[Stated task]:
Return all lines that include the string "username".

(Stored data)
## begin

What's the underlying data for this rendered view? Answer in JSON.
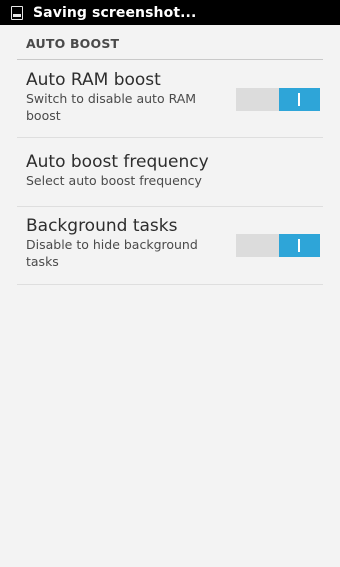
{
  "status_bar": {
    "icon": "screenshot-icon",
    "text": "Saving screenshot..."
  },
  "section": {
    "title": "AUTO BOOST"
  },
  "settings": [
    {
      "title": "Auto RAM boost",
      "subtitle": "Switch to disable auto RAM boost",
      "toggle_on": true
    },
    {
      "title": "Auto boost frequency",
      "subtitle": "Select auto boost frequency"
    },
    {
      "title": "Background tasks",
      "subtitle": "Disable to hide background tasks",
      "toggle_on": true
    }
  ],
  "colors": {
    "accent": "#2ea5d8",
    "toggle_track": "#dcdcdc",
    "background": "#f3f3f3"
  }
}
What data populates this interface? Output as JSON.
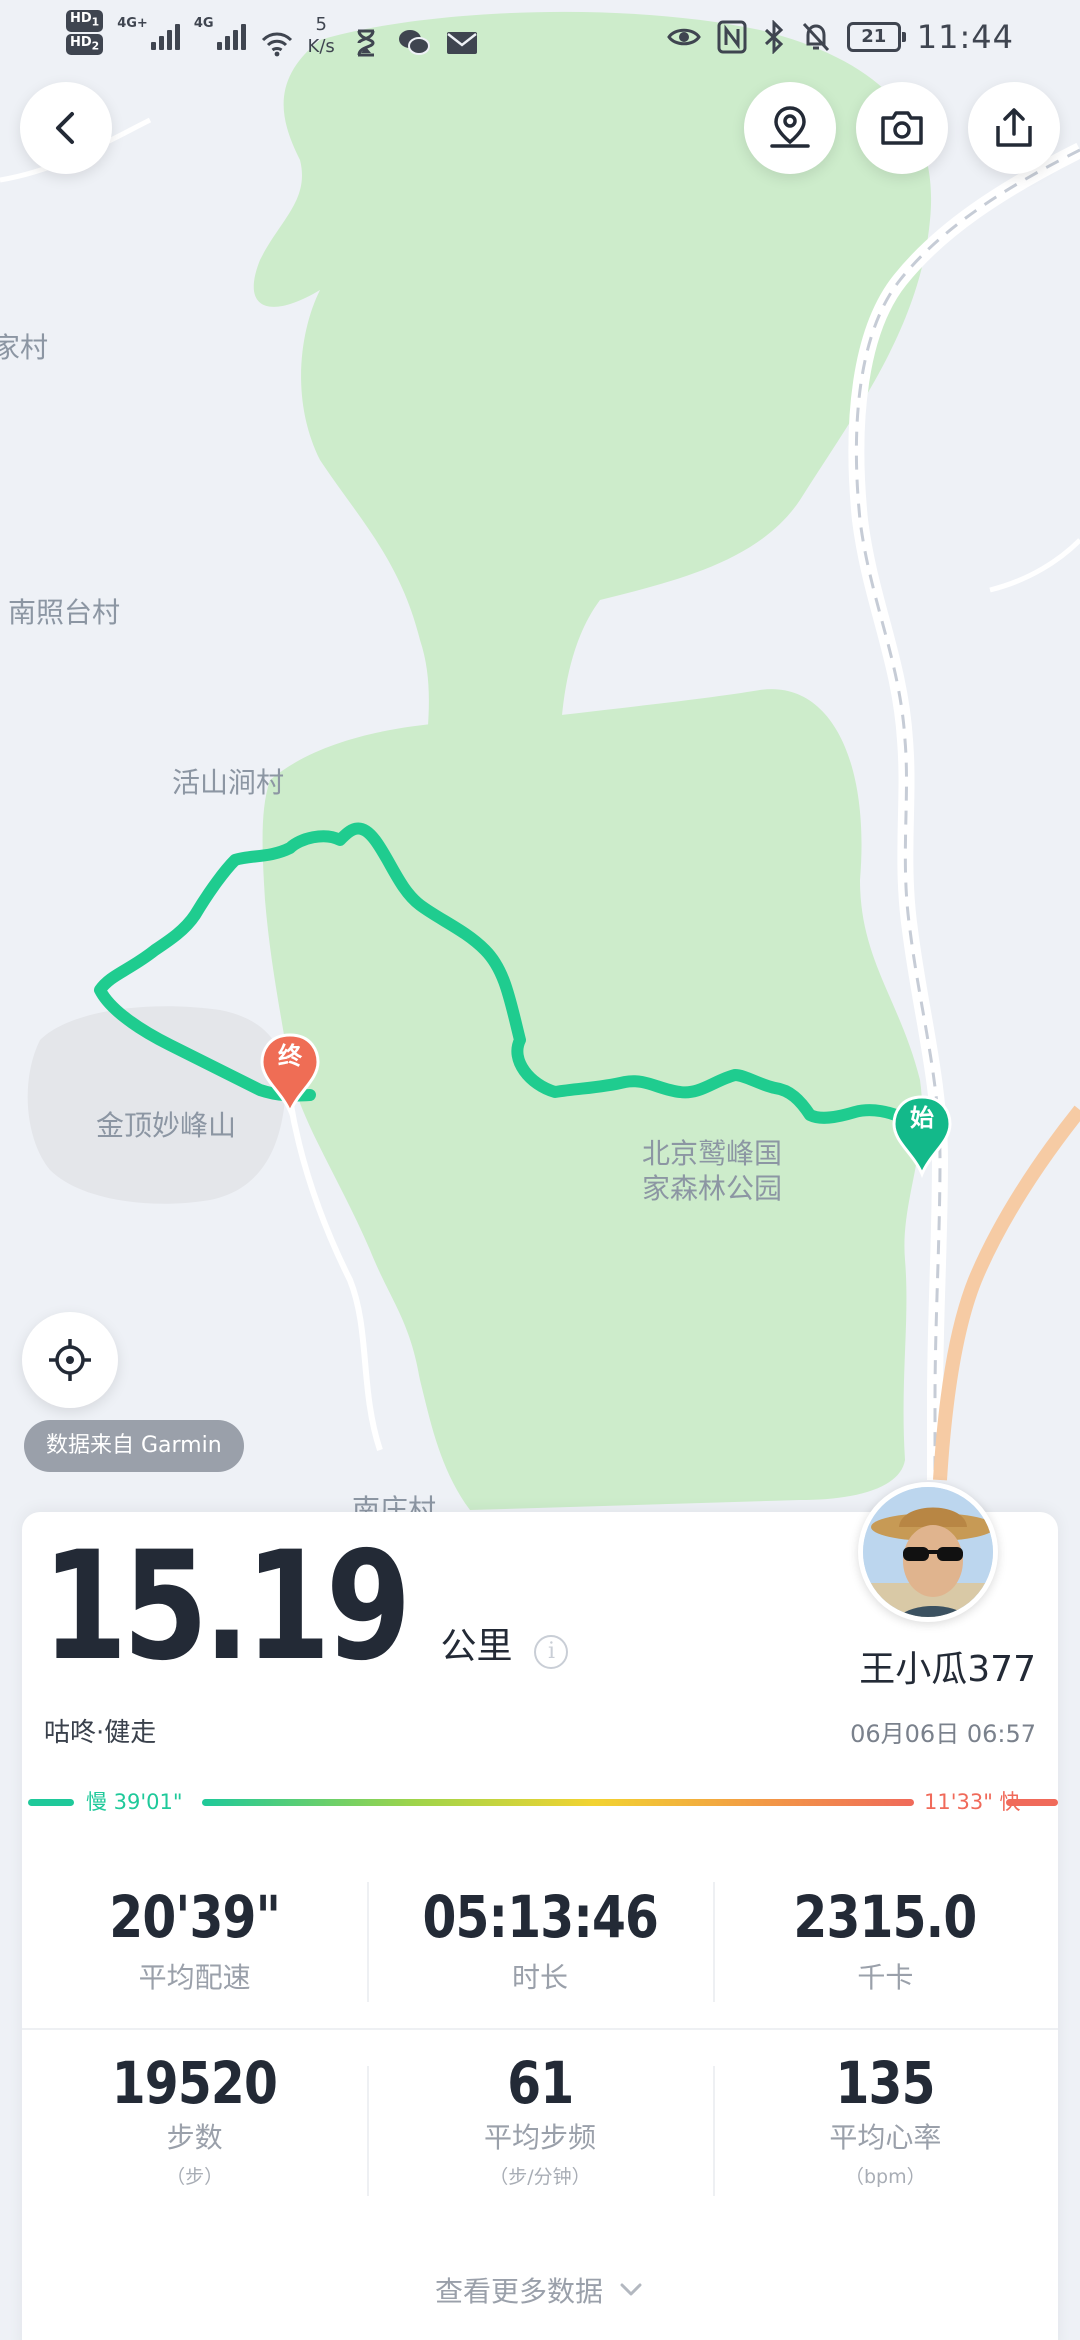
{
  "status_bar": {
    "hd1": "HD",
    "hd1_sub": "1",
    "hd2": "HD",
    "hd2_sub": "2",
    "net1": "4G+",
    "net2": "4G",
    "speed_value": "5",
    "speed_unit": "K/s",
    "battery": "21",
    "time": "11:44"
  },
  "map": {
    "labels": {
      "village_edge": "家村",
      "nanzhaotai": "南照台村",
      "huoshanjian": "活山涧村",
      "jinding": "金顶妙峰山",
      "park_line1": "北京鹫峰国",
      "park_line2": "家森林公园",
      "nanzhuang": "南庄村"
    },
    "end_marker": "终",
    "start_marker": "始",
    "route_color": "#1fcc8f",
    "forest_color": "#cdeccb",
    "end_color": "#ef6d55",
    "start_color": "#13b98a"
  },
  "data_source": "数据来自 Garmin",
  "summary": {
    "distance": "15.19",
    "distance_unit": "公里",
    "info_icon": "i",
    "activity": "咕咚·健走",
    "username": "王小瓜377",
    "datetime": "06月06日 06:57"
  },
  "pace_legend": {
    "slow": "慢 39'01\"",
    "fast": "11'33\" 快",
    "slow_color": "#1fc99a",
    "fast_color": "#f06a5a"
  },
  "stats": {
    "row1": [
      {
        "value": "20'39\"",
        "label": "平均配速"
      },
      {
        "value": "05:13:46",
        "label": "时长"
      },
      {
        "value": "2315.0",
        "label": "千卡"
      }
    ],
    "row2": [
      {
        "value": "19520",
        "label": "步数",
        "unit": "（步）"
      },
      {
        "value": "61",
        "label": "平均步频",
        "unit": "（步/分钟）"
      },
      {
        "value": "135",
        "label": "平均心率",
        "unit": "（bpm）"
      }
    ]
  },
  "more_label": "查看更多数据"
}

## end
## begin

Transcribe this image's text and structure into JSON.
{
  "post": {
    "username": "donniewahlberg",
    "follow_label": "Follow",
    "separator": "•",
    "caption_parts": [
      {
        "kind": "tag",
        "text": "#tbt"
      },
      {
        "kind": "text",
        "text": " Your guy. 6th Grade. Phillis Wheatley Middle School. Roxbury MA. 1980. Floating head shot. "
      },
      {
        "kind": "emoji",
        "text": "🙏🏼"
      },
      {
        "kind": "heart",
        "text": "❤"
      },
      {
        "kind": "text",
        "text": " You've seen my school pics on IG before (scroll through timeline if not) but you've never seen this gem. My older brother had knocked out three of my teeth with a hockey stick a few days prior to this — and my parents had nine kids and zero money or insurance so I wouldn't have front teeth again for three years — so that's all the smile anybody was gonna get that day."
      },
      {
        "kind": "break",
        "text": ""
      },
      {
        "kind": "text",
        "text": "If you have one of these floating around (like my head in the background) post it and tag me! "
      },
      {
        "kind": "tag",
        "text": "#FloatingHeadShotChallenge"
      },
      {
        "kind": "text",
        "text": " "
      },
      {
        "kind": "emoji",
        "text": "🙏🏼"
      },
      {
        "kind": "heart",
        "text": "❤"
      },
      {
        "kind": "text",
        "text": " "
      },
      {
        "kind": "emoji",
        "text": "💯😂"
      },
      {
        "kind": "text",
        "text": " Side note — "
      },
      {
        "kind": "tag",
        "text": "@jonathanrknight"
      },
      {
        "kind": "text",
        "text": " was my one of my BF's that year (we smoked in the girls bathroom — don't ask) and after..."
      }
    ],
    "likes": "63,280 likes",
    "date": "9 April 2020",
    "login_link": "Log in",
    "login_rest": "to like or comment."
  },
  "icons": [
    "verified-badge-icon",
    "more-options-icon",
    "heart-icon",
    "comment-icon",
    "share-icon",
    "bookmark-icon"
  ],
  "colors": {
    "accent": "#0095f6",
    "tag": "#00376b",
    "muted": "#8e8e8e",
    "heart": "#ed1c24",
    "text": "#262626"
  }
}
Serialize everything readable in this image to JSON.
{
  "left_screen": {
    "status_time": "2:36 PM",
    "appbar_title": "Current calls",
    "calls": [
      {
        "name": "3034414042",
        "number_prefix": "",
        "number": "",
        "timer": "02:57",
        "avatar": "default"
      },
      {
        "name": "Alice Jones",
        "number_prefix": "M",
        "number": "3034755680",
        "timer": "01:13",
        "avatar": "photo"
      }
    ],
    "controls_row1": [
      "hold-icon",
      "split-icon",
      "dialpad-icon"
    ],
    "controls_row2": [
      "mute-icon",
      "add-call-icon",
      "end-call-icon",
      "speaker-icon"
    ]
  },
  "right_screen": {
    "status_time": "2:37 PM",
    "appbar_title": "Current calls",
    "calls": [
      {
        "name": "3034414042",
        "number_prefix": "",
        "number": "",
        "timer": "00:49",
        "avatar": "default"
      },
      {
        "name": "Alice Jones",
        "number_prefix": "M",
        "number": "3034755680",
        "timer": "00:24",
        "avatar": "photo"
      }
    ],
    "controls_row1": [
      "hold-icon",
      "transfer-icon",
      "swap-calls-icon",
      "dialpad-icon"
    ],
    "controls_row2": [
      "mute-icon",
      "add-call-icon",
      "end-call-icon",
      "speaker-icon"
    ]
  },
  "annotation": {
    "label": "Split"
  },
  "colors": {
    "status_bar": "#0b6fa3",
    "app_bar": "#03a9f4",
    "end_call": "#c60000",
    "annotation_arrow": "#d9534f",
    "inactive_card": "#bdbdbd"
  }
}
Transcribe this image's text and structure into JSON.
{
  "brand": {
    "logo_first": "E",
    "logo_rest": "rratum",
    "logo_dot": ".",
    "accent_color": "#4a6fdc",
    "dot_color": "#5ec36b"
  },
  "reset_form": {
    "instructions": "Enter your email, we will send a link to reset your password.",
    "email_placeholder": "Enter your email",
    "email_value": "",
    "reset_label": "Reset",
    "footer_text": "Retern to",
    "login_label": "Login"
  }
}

## end

[Full response]:
    "username": "王小瓜377",
    "username": "donniewahlberg",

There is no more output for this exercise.